WHAT IS NEEDED – Reproduce every record exactly as it appears, but not the pictures.

═══ SUPPLIED RECORDS ═══

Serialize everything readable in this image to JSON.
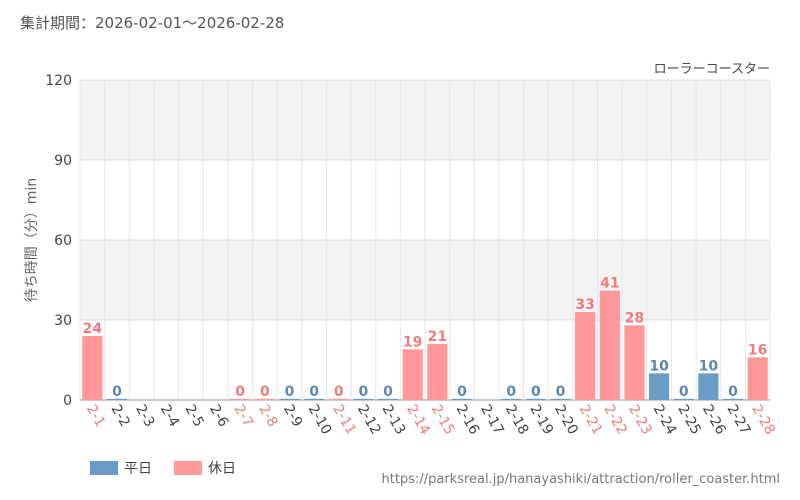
{
  "header": {
    "period": "集計期間：2026-02-01～2026-02-28"
  },
  "footer": {
    "source": "https://parksreal.jp/hanayashiki/attraction/roller_coaster.html"
  },
  "colors": {
    "weekday": "#6a9cc6",
    "holiday": "#ff9999",
    "weekday_label": "#5b88b0",
    "holiday_label": "#f07b7b"
  },
  "chart_data": {
    "type": "bar",
    "title": "ローラーコースター",
    "ylabel": "待ち時間（分）min",
    "ylim": [
      0,
      120
    ],
    "yticks": [
      0,
      30,
      60,
      90,
      120
    ],
    "categories": [
      "2-1",
      "2-2",
      "2-3",
      "2-4",
      "2-5",
      "2-6",
      "2-7",
      "2-8",
      "2-9",
      "2-10",
      "2-11",
      "2-12",
      "2-13",
      "2-14",
      "2-15",
      "2-16",
      "2-17",
      "2-18",
      "2-19",
      "2-20",
      "2-21",
      "2-22",
      "2-23",
      "2-24",
      "2-25",
      "2-26",
      "2-27",
      "2-28"
    ],
    "values": [
      24,
      0,
      null,
      null,
      null,
      null,
      0,
      0,
      0,
      0,
      0,
      0,
      0,
      19,
      21,
      0,
      null,
      0,
      0,
      0,
      33,
      41,
      28,
      10,
      0,
      10,
      0,
      16
    ],
    "day_type": [
      "holiday",
      "weekday",
      "weekday",
      "weekday",
      "weekday",
      "weekday",
      "holiday",
      "holiday",
      "weekday",
      "weekday",
      "holiday",
      "weekday",
      "weekday",
      "holiday",
      "holiday",
      "weekday",
      "weekday",
      "weekday",
      "weekday",
      "weekday",
      "holiday",
      "holiday",
      "holiday",
      "weekday",
      "weekday",
      "weekday",
      "weekday",
      "holiday"
    ],
    "legend": [
      {
        "key": "weekday",
        "label": "平日"
      },
      {
        "key": "holiday",
        "label": "休日"
      }
    ]
  }
}
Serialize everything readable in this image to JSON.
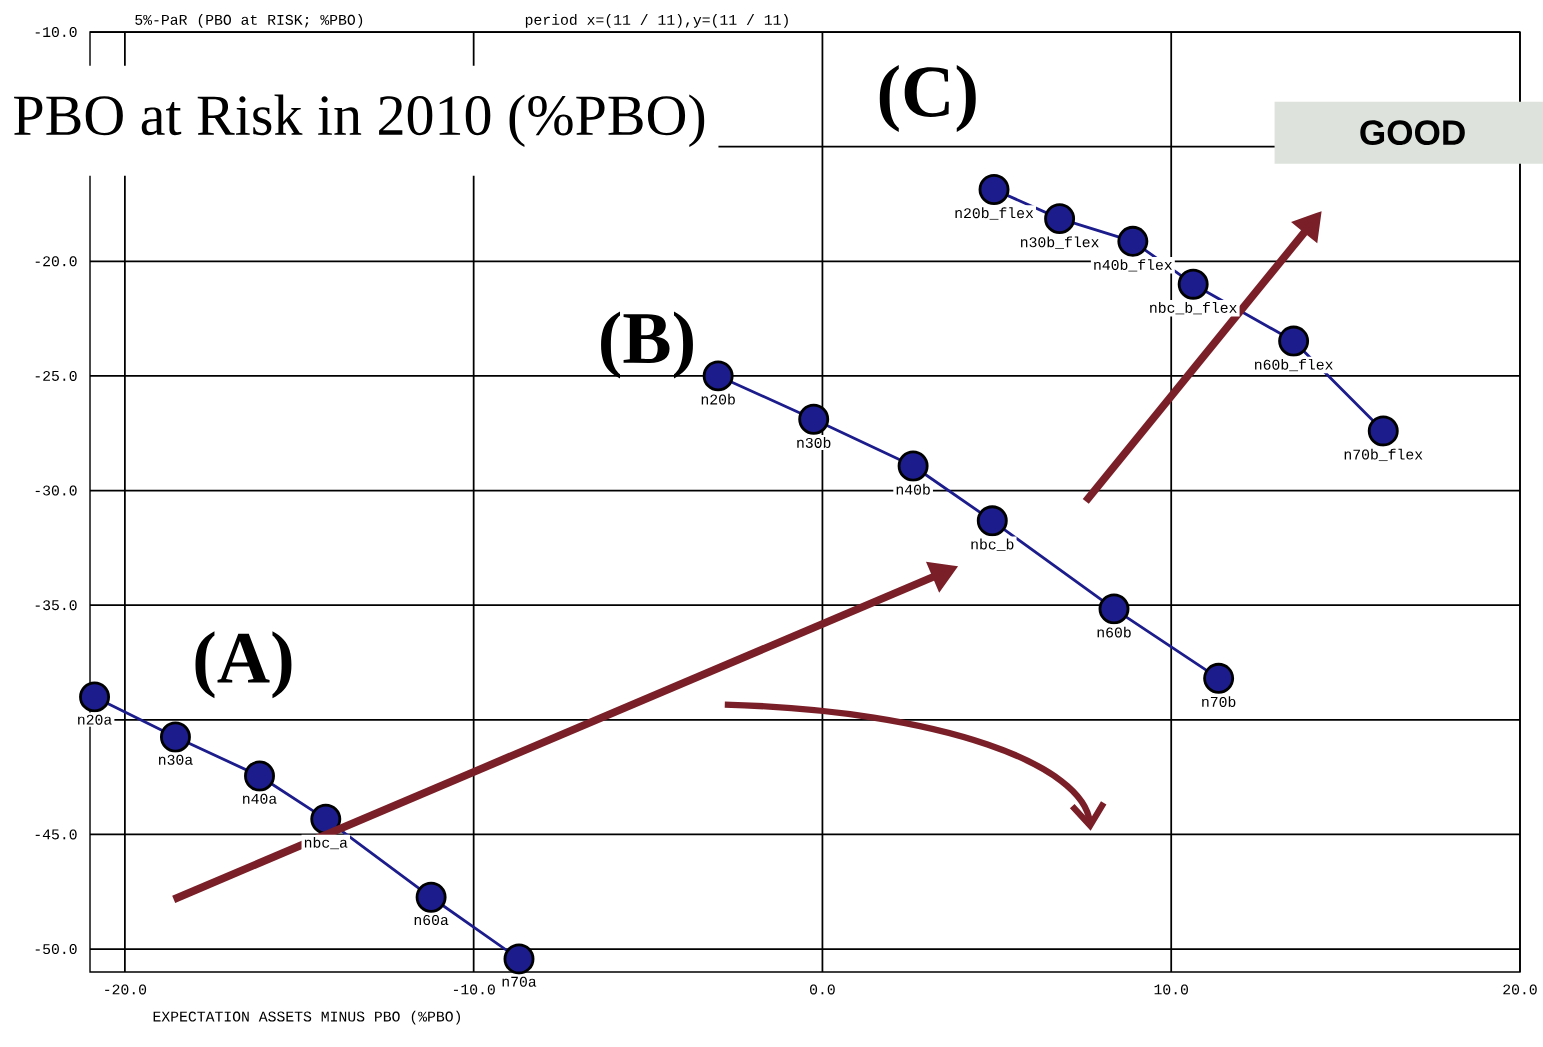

═══

PROBLEM SOLUTION –
Serialize everything readable in this image to JSON.
{
  "header": {
    "period": "集計期間：2026-02-01～2026-02-28"
  },
  "footer": {
    "source": "https://parksreal.jp/hanayashiki/attraction/roller_coaster.html"
  },
  "colors": {
    "weekday": "#6a9cc6",
    "holiday": "#ff9999",
    "weekday_label": "#5b88b0",
    "holiday_label": "#f07b7b"
  },
  "chart_data": {
    "type": "bar",
    "title": "ローラーコースター",
    "ylabel": "待ち時間（分）min",
    "ylim": [
      0,
      120
    ],
    "yticks": [
      0,
      30,
      60,
      90,
      120
    ],
    "categories": [
      "2-1",
      "2-2",
      "2-3",
      "2-4",
      "2-5",
      "2-6",
      "2-7",
      "2-8",
      "2-9",
      "2-10",
      "2-11",
      "2-12",
      "2-13",
      "2-14",
      "2-15",
      "2-16",
      "2-17",
      "2-18",
      "2-19",
      "2-20",
      "2-21",
      "2-22",
      "2-23",
      "2-24",
      "2-25",
      "2-26",
      "2-27",
      "2-28"
    ],
    "values": [
      24,
      0,
      null,
      null,
      null,
      null,
      0,
      0,
      0,
      0,
      0,
      0,
      0,
      19,
      21,
      0,
      null,
      0,
      0,
      0,
      33,
      41,
      28,
      10,
      0,
      10,
      0,
      16
    ],
    "day_type": [
      "holiday",
      "weekday",
      "weekday",
      "weekday",
      "weekday",
      "weekday",
      "holiday",
      "holiday",
      "weekday",
      "weekday",
      "holiday",
      "weekday",
      "weekday",
      "holiday",
      "holiday",
      "weekday",
      "weekday",
      "weekday",
      "weekday",
      "weekday",
      "holiday",
      "holiday",
      "holiday",
      "weekday",
      "weekday",
      "weekday",
      "weekday",
      "holiday"
    ],
    "legend": [
      {
        "key": "weekday",
        "label": "平日"
      },
      {
        "key": "holiday",
        "label": "休日"
      }
    ]
  }
}
Serialize everything readable in this image to JSON.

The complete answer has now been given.